### What is required:
Identify every line in the records below that contains the word "convient", and copy each of those lines.

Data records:
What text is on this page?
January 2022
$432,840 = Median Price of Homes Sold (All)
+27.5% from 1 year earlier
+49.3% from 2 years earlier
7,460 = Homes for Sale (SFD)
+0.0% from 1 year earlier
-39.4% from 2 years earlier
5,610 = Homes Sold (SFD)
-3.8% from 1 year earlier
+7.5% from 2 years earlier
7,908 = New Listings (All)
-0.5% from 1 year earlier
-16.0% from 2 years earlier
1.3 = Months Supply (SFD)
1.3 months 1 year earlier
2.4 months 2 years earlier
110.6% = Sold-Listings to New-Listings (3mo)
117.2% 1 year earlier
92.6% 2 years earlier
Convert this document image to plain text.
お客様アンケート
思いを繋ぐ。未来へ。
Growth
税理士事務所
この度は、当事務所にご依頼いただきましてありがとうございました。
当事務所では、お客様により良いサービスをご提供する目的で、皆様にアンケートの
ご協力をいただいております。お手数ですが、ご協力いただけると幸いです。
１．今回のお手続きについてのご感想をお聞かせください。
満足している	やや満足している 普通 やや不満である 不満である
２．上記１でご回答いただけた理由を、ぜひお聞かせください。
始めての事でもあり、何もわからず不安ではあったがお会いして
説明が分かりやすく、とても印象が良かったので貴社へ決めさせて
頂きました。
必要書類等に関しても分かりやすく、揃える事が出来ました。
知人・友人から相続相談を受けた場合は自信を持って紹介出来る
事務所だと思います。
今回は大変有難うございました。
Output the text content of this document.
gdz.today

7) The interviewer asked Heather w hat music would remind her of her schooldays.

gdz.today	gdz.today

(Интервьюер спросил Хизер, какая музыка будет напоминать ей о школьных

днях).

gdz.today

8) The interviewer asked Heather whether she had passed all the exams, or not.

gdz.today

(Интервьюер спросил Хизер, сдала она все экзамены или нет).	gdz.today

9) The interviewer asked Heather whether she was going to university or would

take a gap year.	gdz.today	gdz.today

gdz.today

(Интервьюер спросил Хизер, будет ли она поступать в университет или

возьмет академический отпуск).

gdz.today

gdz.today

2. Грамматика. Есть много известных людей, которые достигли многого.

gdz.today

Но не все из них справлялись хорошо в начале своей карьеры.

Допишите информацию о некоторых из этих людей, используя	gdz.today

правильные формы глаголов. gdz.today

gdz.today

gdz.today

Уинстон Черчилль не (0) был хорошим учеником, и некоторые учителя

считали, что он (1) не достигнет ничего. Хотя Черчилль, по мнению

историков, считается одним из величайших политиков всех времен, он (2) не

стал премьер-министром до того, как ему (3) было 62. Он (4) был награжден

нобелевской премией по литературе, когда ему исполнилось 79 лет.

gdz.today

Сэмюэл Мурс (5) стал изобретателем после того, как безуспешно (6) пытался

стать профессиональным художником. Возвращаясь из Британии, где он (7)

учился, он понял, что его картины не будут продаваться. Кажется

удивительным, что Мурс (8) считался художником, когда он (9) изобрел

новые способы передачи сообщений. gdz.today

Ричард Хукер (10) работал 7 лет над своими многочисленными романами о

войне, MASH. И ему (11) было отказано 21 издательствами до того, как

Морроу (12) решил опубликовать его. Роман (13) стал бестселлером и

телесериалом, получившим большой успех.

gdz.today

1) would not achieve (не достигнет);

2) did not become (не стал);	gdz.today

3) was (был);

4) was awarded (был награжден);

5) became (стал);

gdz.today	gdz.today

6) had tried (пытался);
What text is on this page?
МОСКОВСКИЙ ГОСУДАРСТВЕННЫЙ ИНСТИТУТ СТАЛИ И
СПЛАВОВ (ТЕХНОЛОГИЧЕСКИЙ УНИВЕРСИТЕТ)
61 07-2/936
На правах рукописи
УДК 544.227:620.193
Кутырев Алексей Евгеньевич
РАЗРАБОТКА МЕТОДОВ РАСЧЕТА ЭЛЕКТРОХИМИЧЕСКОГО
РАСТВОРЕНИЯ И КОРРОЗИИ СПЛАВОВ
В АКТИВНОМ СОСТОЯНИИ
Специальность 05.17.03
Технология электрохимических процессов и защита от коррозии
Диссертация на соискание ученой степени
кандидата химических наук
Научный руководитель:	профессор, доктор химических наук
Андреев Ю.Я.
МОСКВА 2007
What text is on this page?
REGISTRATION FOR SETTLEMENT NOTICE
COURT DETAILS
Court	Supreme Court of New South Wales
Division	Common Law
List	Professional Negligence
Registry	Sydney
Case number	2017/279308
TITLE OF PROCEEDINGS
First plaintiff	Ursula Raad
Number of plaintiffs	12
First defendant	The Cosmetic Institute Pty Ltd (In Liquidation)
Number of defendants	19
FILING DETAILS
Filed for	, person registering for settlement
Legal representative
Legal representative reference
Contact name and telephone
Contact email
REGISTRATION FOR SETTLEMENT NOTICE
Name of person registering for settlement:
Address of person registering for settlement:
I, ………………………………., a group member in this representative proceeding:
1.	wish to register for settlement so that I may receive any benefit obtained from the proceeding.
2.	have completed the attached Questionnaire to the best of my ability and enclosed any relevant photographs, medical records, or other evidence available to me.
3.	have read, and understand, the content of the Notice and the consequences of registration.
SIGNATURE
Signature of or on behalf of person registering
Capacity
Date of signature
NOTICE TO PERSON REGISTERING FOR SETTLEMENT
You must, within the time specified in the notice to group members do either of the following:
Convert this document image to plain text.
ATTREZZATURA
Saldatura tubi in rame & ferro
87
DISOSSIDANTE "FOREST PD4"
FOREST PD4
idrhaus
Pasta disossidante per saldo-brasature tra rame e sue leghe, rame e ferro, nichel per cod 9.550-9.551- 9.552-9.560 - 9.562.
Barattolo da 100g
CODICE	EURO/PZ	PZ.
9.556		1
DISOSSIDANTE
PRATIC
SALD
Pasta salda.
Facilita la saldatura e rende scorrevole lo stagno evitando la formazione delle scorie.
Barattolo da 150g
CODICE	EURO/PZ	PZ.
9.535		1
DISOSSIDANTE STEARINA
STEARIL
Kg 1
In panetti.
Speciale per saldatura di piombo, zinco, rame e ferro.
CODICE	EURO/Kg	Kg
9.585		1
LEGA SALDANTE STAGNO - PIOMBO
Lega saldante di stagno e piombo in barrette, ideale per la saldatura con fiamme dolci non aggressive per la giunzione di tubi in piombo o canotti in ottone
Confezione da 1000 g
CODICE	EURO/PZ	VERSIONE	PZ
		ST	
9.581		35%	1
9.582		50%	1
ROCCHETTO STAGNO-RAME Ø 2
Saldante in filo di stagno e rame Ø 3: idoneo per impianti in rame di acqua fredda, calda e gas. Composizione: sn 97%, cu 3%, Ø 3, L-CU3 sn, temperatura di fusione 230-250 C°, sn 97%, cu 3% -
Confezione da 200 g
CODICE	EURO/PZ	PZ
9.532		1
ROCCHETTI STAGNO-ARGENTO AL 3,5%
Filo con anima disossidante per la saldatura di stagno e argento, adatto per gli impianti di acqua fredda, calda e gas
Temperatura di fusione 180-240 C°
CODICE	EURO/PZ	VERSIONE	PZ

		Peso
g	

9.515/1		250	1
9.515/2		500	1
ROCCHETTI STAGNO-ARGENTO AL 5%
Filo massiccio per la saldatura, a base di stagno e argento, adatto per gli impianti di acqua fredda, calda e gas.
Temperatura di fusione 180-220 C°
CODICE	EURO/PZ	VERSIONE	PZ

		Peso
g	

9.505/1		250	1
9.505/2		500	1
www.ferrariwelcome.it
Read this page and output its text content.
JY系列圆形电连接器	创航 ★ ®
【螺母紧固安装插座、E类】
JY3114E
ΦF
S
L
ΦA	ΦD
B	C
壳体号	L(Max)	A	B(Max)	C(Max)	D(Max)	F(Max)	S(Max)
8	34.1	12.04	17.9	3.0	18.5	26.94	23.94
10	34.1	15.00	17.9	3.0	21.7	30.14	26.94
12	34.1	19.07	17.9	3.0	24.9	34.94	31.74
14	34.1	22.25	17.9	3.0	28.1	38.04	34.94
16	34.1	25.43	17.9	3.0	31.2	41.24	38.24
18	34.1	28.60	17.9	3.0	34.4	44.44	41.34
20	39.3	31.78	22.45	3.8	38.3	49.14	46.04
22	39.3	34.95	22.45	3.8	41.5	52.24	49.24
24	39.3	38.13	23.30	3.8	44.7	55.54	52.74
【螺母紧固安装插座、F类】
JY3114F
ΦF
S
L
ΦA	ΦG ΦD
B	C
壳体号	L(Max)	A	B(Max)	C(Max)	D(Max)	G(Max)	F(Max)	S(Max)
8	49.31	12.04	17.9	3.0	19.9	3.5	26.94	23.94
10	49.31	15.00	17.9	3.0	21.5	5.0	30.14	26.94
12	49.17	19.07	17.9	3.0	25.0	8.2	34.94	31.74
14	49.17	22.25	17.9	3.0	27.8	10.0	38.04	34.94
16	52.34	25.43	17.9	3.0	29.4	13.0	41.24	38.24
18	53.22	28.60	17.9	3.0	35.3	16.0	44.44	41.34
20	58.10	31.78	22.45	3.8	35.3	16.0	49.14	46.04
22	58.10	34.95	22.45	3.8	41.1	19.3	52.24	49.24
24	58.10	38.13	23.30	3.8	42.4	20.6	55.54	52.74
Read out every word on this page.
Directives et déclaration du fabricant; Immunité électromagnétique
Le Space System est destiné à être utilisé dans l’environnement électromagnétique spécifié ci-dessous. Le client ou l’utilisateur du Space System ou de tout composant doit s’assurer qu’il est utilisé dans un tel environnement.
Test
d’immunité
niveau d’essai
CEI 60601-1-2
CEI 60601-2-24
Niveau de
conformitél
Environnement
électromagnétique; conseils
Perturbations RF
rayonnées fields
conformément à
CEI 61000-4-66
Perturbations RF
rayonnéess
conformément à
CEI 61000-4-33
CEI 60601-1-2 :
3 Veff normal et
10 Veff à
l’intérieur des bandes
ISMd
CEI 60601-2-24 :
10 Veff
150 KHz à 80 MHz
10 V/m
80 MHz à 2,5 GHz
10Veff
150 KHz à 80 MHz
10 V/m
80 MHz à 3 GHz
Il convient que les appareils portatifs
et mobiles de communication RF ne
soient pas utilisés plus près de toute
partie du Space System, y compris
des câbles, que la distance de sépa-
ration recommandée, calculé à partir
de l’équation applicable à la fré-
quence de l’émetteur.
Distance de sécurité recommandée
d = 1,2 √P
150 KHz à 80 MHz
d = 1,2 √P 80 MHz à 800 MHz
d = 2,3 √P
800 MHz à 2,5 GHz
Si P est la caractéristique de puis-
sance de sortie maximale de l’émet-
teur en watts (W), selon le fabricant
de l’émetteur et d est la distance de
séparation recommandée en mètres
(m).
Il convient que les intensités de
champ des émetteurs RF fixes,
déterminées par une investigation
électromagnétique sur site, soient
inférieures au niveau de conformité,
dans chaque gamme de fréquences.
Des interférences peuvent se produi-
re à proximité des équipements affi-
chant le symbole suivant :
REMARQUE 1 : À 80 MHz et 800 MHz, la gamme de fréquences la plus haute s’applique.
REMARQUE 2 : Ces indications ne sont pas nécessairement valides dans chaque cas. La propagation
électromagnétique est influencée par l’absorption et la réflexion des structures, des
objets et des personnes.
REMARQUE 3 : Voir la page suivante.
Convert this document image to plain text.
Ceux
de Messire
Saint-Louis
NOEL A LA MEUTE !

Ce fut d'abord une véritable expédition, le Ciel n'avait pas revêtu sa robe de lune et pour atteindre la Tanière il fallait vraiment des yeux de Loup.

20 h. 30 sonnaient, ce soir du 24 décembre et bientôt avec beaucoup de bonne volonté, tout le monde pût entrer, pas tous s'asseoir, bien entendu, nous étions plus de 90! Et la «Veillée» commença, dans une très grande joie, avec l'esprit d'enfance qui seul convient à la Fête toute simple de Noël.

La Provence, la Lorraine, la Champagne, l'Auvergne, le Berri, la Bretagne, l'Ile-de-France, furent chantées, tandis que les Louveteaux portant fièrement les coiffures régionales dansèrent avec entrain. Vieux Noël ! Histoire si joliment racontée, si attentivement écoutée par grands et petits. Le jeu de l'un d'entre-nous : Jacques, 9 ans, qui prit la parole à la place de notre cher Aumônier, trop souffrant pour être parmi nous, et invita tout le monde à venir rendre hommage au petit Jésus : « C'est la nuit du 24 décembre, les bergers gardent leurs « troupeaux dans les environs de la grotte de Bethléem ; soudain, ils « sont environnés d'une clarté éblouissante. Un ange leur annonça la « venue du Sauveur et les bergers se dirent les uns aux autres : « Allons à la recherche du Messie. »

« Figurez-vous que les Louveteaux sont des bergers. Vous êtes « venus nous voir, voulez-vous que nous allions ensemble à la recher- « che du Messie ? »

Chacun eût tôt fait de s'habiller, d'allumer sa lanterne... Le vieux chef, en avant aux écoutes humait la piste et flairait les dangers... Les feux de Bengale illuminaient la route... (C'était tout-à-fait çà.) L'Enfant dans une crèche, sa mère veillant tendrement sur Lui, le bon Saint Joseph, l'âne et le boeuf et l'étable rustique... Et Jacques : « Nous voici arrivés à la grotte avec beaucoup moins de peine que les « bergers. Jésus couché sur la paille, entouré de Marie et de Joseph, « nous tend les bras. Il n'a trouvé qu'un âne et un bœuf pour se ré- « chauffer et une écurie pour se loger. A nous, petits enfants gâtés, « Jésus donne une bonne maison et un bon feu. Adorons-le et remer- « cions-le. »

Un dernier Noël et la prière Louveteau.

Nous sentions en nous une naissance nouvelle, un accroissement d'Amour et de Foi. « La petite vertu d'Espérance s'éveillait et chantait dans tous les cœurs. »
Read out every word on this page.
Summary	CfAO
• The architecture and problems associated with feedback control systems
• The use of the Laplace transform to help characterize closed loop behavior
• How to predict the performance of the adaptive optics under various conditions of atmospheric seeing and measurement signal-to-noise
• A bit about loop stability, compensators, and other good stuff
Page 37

### Reply:
Il convient que les appareils portatifs
Il convient que les intensités de
20 h. 30 sonnaient, ce soir du 24 décembre et bientôt avec beaucoup de bonne volonté, tout le monde pût entrer, pas tous s'asseoir, bien entendu, nous étions plus de 90! Et la «Veillée» commença, dans une très grande joie, avec l'esprit d'enfance qui seul convient à la Fête toute simple de Noël.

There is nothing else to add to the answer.